** START INPUT ROWS **

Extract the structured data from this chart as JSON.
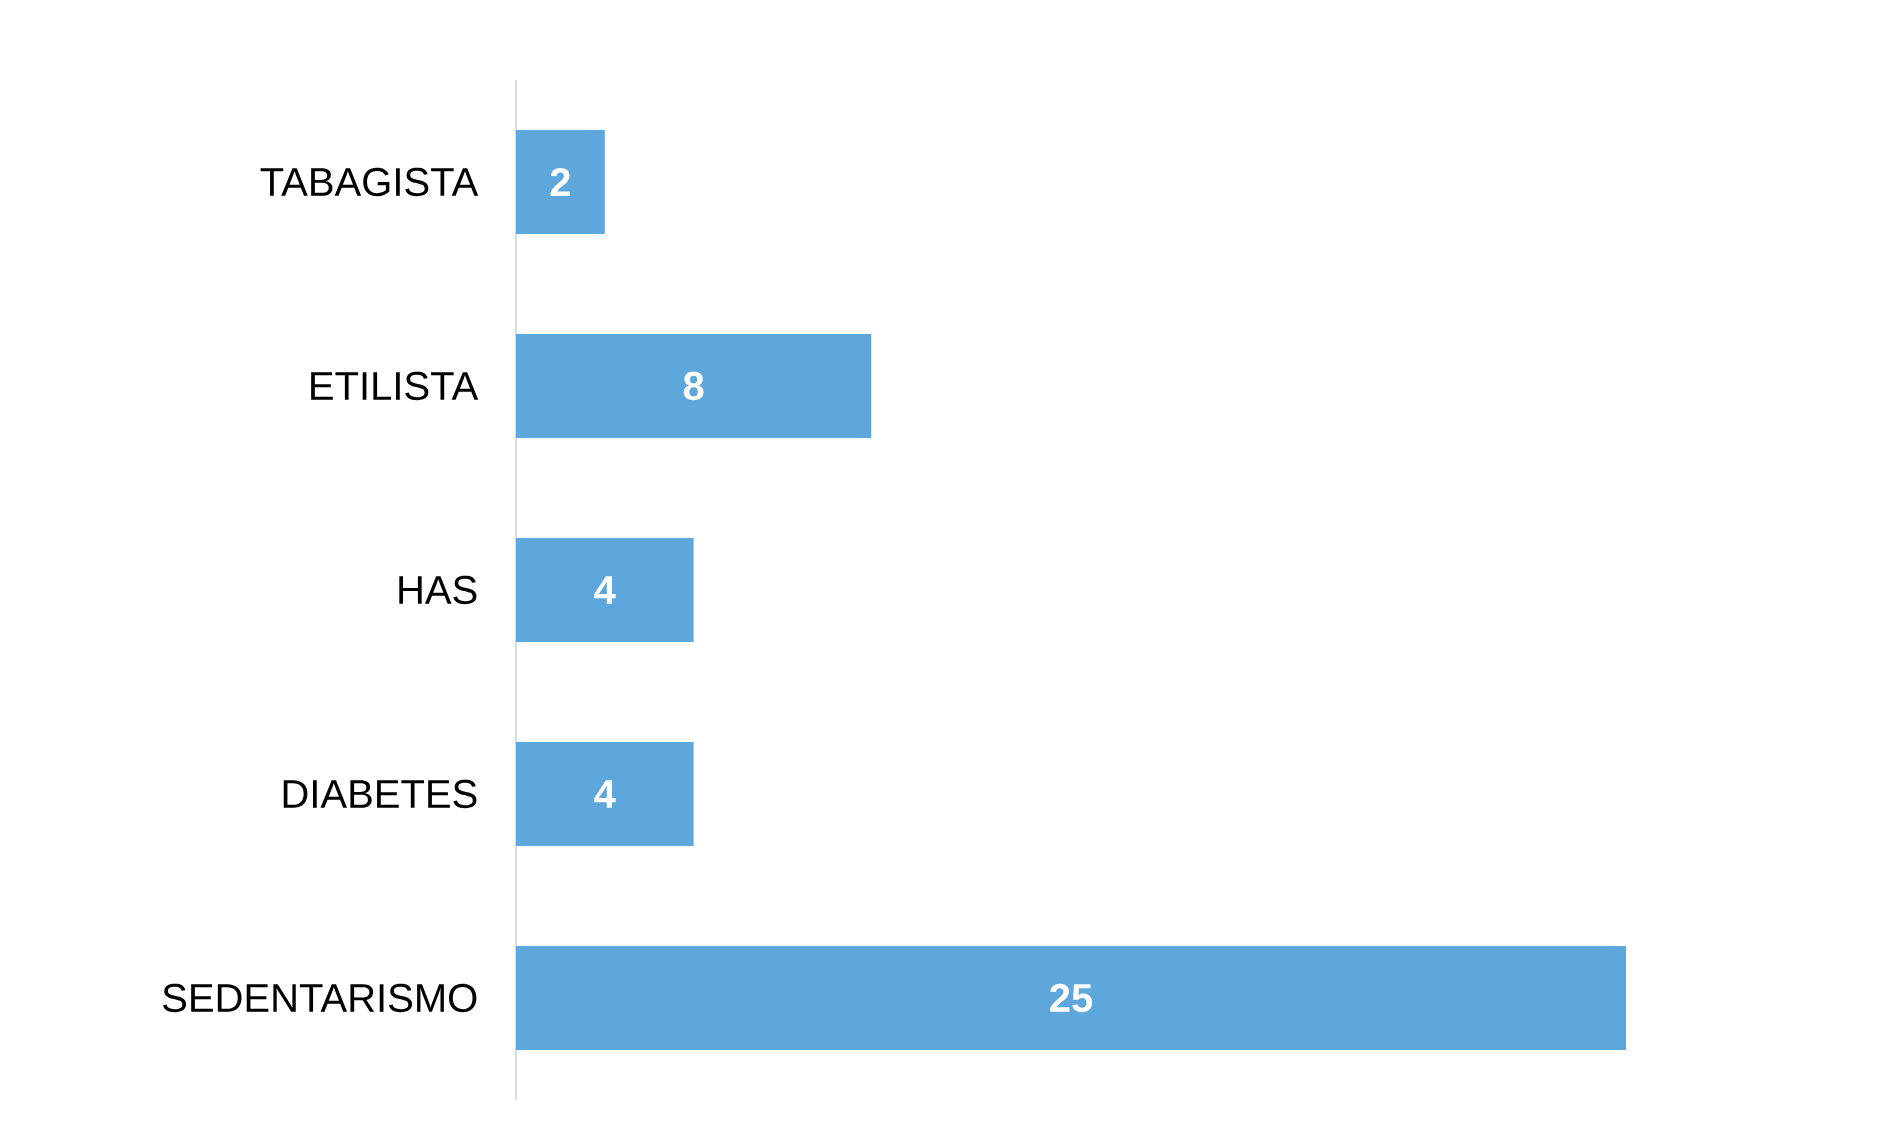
{
  "chart_data": {
    "type": "bar",
    "orientation": "horizontal",
    "categories": [
      "TABAGISTA",
      "ETILISTA",
      "HAS",
      "DIABETES",
      "SEDENTARISMO"
    ],
    "values": [
      2,
      8,
      4,
      4,
      25
    ],
    "color": "#5ea7dc",
    "data_labels": true
  }
}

** END INPUT ROWS **

Leaving the pictures aside, transcribe the entire listing exactly.

Extract the structured data from this chart as JSON.
{
  "chart_data": {
    "type": "bar",
    "orientation": "horizontal",
    "categories": [
      "TABAGISTA",
      "ETILISTA",
      "HAS",
      "DIABETES",
      "SEDENTARISMO"
    ],
    "values": [
      2,
      8,
      4,
      4,
      25
    ],
    "color": "#5ea7dc",
    "data_labels": true
  }
}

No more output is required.